===== Record list =====

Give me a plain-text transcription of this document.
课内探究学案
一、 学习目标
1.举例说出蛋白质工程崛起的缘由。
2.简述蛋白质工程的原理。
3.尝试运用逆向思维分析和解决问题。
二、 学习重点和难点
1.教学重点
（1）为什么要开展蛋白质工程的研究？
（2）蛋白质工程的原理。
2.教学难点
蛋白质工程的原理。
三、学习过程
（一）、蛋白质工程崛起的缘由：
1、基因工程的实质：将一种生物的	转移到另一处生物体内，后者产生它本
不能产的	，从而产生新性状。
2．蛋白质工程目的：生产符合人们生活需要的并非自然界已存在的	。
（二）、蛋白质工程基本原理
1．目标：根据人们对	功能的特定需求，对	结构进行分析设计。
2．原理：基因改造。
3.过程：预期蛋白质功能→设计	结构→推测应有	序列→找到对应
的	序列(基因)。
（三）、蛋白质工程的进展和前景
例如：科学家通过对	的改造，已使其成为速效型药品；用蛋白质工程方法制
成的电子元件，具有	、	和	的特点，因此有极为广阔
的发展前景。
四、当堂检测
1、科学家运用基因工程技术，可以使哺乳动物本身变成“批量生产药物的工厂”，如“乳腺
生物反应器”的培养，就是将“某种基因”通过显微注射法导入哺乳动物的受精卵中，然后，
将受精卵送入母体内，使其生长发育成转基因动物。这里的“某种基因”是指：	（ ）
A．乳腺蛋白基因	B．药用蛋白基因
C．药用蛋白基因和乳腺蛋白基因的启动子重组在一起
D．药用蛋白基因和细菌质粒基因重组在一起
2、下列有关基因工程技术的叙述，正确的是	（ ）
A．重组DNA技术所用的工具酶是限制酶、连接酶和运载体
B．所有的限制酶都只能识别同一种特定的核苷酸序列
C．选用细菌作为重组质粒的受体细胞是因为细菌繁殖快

=====

■ **Instructions to follow**: Copy out each line of the data containing the string "某种基因".

■ **Result for this task**:
生物反应器”的培养，就是将“某种基因”通过显微注射法导入哺乳动物的受精卵中，然后，
将受精卵送入母体内，使其生长发育成转基因动物。这里的“某种基因”是指：	（ ）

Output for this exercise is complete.